Restate, word for word, all of the material shown below.

Available records:
□ □ □ □ □
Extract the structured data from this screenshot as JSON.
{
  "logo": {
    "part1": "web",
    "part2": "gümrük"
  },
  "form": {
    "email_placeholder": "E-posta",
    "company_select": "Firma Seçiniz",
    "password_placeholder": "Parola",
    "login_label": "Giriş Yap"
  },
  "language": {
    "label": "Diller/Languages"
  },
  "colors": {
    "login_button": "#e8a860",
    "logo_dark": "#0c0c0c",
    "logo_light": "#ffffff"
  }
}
□ □ □ □ □
The reply:
Extract the structured data from this screenshot as JSON.
{
  "logo": {
    "part1": "web",
    "part2": "gümrük"
  },
  "form": {
    "email_placeholder": "E-posta",
    "company_select": "Firma Seçiniz",
    "password_placeholder": "Parola",
    "login_label": "Giriş Yap"
  },
  "language": {
    "label": "Diller/Languages"
  },
  "colors": {
    "login_button": "#e8a860",
    "logo_dark": "#0c0c0c",
    "logo_light": "#ffffff"
  }
}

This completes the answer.